What to work on:
Print out each entry below exactly, please.

Data records:
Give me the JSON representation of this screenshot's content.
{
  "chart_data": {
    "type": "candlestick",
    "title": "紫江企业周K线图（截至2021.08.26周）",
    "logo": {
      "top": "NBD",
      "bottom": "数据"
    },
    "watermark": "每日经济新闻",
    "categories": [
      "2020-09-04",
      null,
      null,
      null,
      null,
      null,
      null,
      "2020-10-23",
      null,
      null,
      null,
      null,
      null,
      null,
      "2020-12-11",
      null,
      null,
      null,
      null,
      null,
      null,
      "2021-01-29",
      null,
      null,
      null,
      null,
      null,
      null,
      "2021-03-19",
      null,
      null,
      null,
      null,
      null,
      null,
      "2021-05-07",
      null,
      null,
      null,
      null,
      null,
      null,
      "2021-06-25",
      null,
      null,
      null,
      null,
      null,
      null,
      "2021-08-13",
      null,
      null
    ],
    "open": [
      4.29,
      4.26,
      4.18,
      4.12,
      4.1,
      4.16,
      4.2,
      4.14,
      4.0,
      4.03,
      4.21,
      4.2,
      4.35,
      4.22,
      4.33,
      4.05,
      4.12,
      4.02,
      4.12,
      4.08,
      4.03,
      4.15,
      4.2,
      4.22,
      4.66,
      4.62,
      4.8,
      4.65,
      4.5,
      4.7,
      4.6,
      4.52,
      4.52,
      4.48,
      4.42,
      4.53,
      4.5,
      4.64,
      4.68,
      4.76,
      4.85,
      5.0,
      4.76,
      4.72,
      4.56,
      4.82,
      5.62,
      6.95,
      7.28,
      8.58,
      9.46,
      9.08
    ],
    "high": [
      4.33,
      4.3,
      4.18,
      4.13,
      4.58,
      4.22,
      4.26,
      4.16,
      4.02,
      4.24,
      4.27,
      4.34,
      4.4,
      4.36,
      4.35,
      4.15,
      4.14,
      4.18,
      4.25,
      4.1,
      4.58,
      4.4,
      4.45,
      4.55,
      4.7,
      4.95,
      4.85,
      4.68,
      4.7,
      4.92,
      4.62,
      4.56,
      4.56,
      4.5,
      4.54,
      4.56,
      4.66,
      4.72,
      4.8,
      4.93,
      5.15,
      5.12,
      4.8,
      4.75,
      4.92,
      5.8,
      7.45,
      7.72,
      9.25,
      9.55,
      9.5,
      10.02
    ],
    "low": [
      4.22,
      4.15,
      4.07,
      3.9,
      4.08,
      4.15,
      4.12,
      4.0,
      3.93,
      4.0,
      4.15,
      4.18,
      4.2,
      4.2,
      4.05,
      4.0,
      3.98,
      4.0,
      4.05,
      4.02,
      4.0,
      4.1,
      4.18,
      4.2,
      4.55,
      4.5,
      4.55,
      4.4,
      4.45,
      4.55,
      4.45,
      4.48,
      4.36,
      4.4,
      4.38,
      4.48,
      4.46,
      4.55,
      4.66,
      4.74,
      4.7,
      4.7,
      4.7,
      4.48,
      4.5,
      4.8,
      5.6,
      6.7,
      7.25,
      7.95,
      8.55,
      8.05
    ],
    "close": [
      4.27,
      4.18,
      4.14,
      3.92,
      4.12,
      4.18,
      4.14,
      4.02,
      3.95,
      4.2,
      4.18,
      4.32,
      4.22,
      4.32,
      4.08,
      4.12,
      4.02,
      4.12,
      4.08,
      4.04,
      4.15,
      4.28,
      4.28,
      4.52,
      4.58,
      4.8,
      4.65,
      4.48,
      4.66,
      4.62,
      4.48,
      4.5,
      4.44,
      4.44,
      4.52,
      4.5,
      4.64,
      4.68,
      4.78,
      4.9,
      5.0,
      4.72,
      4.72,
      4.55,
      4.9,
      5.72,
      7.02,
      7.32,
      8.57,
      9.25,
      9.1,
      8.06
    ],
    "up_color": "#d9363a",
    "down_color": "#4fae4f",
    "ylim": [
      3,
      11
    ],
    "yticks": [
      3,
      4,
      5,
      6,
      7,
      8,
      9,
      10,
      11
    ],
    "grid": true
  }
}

Solution to this exercise:
Give me the JSON representation of this screenshot's content.
{
  "chart_data": {
    "type": "candlestick",
    "title": "紫江企业周K线图（截至2021.08.26周）",
    "logo": {
      "top": "NBD",
      "bottom": "数据"
    },
    "watermark": "每日经济新闻",
    "categories": [
      "2020-09-04",
      null,
      null,
      null,
      null,
      null,
      null,
      "2020-10-23",
      null,
      null,
      null,
      null,
      null,
      null,
      "2020-12-11",
      null,
      null,
      null,
      null,
      null,
      null,
      "2021-01-29",
      null,
      null,
      null,
      null,
      null,
      null,
      "2021-03-19",
      null,
      null,
      null,
      null,
      null,
      null,
      "2021-05-07",
      null,
      null,
      null,
      null,
      null,
      null,
      "2021-06-25",
      null,
      null,
      null,
      null,
      null,
      null,
      "2021-08-13",
      null,
      null
    ],
    "open": [
      4.29,
      4.26,
      4.18,
      4.12,
      4.1,
      4.16,
      4.2,
      4.14,
      4.0,
      4.03,
      4.21,
      4.2,
      4.35,
      4.22,
      4.33,
      4.05,
      4.12,
      4.02,
      4.12,
      4.08,
      4.03,
      4.15,
      4.2,
      4.22,
      4.66,
      4.62,
      4.8,
      4.65,
      4.5,
      4.7,
      4.6,
      4.52,
      4.52,
      4.48,
      4.42,
      4.53,
      4.5,
      4.64,
      4.68,
      4.76,
      4.85,
      5.0,
      4.76,
      4.72,
      4.56,
      4.82,
      5.62,
      6.95,
      7.28,
      8.58,
      9.46,
      9.08
    ],
    "high": [
      4.33,
      4.3,
      4.18,
      4.13,
      4.58,
      4.22,
      4.26,
      4.16,
      4.02,
      4.24,
      4.27,
      4.34,
      4.4,
      4.36,
      4.35,
      4.15,
      4.14,
      4.18,
      4.25,
      4.1,
      4.58,
      4.4,
      4.45,
      4.55,
      4.7,
      4.95,
      4.85,
      4.68,
      4.7,
      4.92,
      4.62,
      4.56,
      4.56,
      4.5,
      4.54,
      4.56,
      4.66,
      4.72,
      4.8,
      4.93,
      5.15,
      5.12,
      4.8,
      4.75,
      4.92,
      5.8,
      7.45,
      7.72,
      9.25,
      9.55,
      9.5,
      10.02
    ],
    "low": [
      4.22,
      4.15,
      4.07,
      3.9,
      4.08,
      4.15,
      4.12,
      4.0,
      3.93,
      4.0,
      4.15,
      4.18,
      4.2,
      4.2,
      4.05,
      4.0,
      3.98,
      4.0,
      4.05,
      4.02,
      4.0,
      4.1,
      4.18,
      4.2,
      4.55,
      4.5,
      4.55,
      4.4,
      4.45,
      4.55,
      4.45,
      4.48,
      4.36,
      4.4,
      4.38,
      4.48,
      4.46,
      4.55,
      4.66,
      4.74,
      4.7,
      4.7,
      4.7,
      4.48,
      4.5,
      4.8,
      5.6,
      6.7,
      7.25,
      7.95,
      8.55,
      8.05
    ],
    "close": [
      4.27,
      4.18,
      4.14,
      3.92,
      4.12,
      4.18,
      4.14,
      4.02,
      3.95,
      4.2,
      4.18,
      4.32,
      4.22,
      4.32,
      4.08,
      4.12,
      4.02,
      4.12,
      4.08,
      4.04,
      4.15,
      4.28,
      4.28,
      4.52,
      4.58,
      4.8,
      4.65,
      4.48,
      4.66,
      4.62,
      4.48,
      4.5,
      4.44,
      4.44,
      4.52,
      4.5,
      4.64,
      4.68,
      4.78,
      4.9,
      5.0,
      4.72,
      4.72,
      4.55,
      4.9,
      5.72,
      7.02,
      7.32,
      8.57,
      9.25,
      9.1,
      8.06
    ],
    "up_color": "#d9363a",
    "down_color": "#4fae4f",
    "ylim": [
      3,
      11
    ],
    "yticks": [
      3,
      4,
      5,
      6,
      7,
      8,
      9,
      10,
      11
    ],
    "grid": true
  }
}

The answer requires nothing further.